| The records |

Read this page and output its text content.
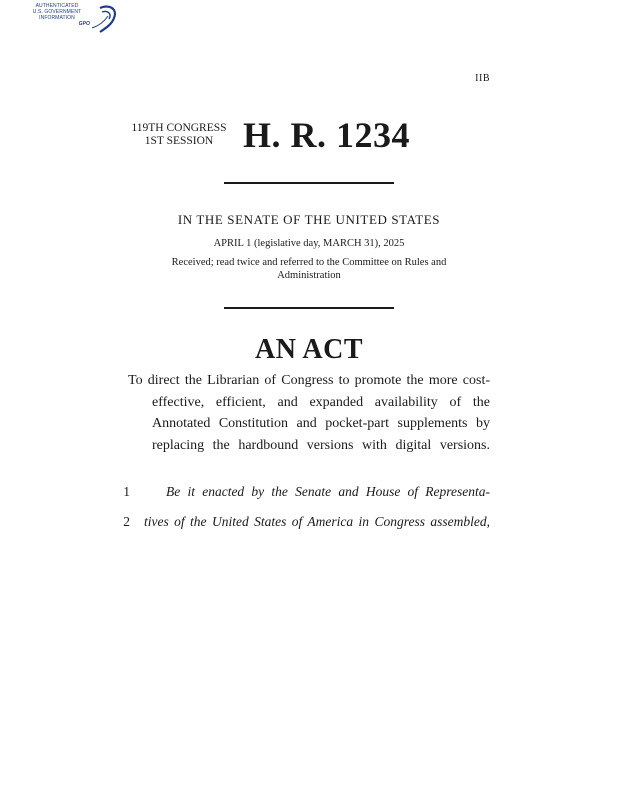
AUTHENTICATED
U.S. GOVERNMENT
INFORMATION
GPO
IIB
119TH CONGRESS
1ST SESSION H. R. 1234
IN THE SENATE OF THE UNITED STATES
APRIL 1 (legislative day, MARCH 31), 2025
Received; read twice and referred to the Committee on Rules and Administration
AN ACT
To direct the Librarian of Congress to promote the more cost-effective, efficient, and expanded availability of the Annotated Constitution and pocket-part supplements by replacing the hardbound versions with digital versions.
1	Be it enacted by the Senate and House of Representa-
2 tives of the United States of America in Congress assembled,
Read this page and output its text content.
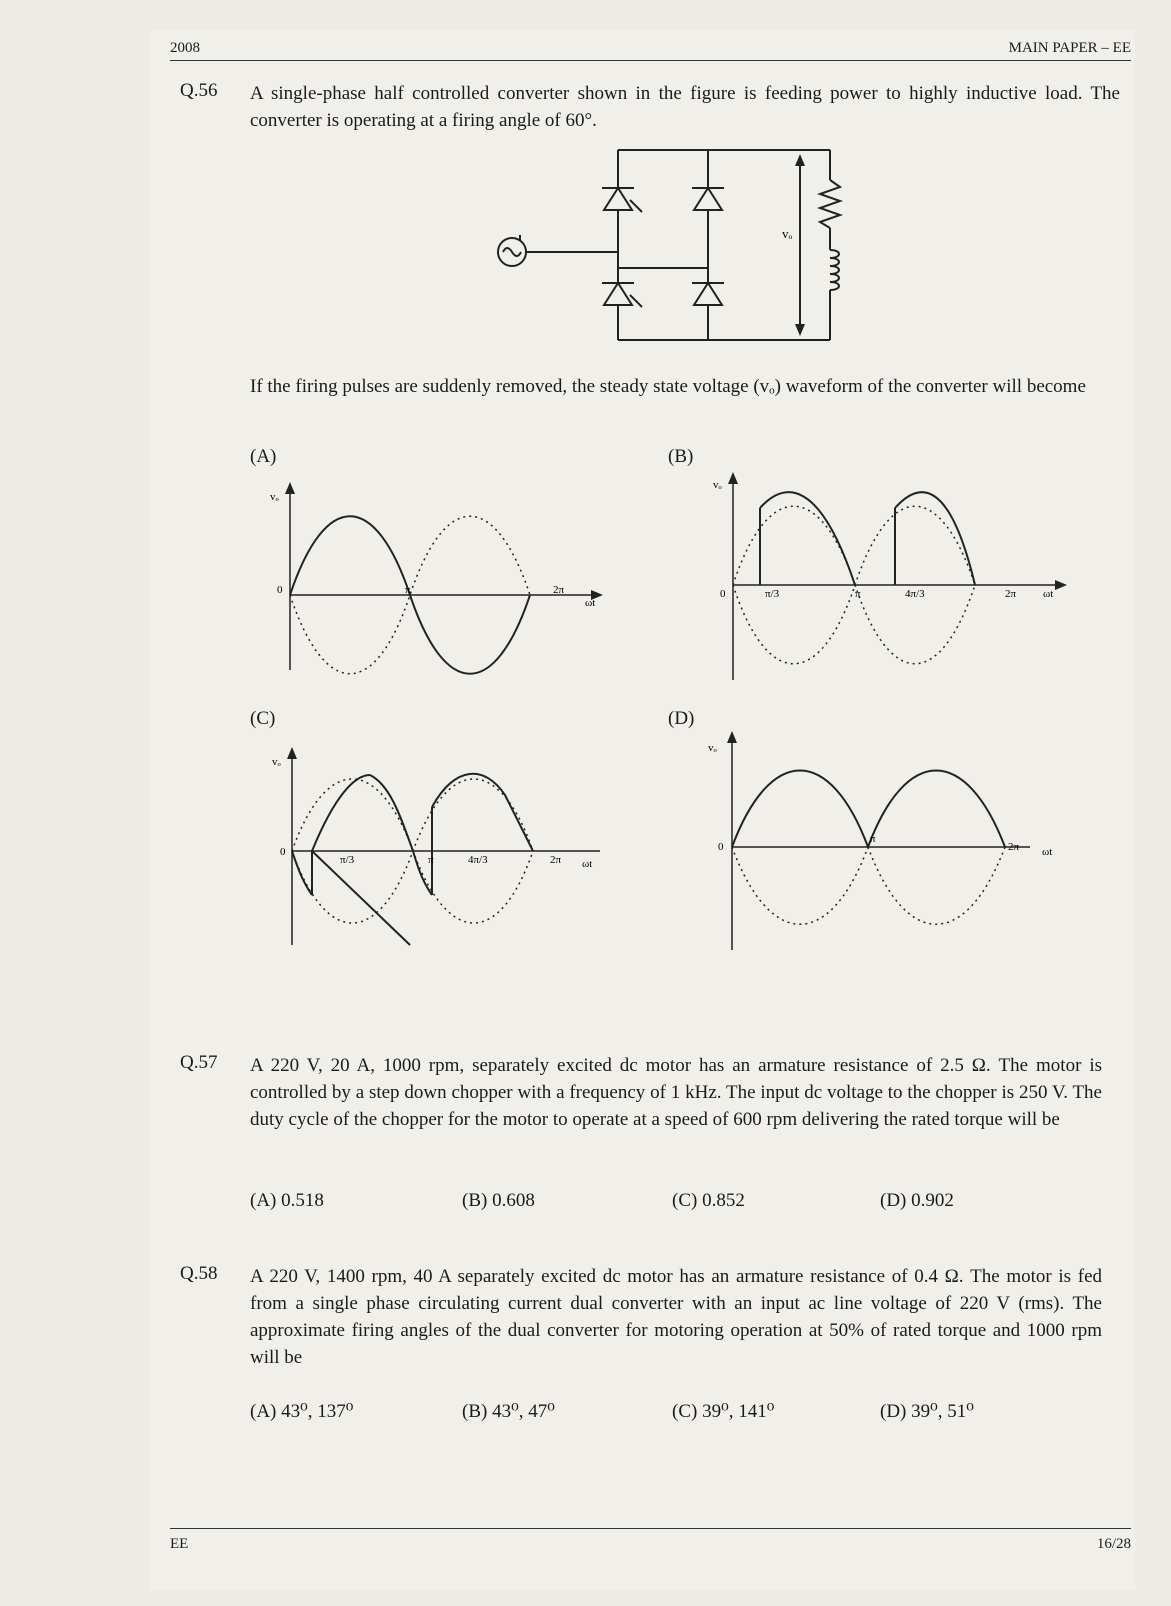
2008	MAIN PAPER – EE
Q.56 A single-phase half controlled converter shown in the figure is feeding power to highly inductive load. The converter is operating at a firing angle of 60°.
vₒ
If the firing pulses are suddenly removed, the steady state voltage (vₒ) waveform of the converter will become
(A)
vₒ
0	π	2π
ωt
(B)
vₒ
0	π/3	π	4π/3	2π ωt
(C)
vₒ
0
π/3	π	4π/3	2π ωt
(D)
vₒ
0
π
2π ωt
Q.57 A 220 V, 20 A, 1000 rpm, separately excited dc motor has an armature resistance of 2.5 Ω. The motor is controlled by a step down chopper with a frequency of 1 kHz. The input dc voltage to the chopper is 250 V. The duty cycle of the chopper for the motor to operate at a speed of 600 rpm delivering the rated torque will be
(A) 0.518	(B) 0.608	(C) 0.852	(D) 0.902
Q.58 A 220 V, 1400 rpm, 40 A separately excited dc motor has an armature resistance of 0.4 Ω. The motor is fed from a single phase circulating current dual converter with an input ac line voltage of 220 V (rms). The approximate firing angles of the dual converter for motoring operation at 50% of rated torque and 1000 rpm will be
(A) 43⁰, 137⁰	(B) 43⁰, 47⁰	(C) 39⁰, 141⁰	(D) 39⁰, 51⁰
EE	16/28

| Problem description |
Locate all lines in the listing above with the word "excited". Copy them.

| Solved exercise |
Q.57 A 220 V, 20 A, 1000 rpm, separately excited dc motor has an armature resistance of 2.5 Ω. The motor is controlled by a step down chopper with a frequency of 1 kHz. The input dc voltage to the chopper is 250 V. The duty cycle of the chopper for the motor to operate at a speed of 600 rpm delivering the rated torque will be
Q.58 A 220 V, 1400 rpm, 40 A separately excited dc motor has an armature resistance of 0.4 Ω. The motor is fed from a single phase circulating current dual converter with an input ac line voltage of 220 V (rms). The approximate firing angles of the dual converter for motoring operation at 50% of rated torque and 1000 rpm will be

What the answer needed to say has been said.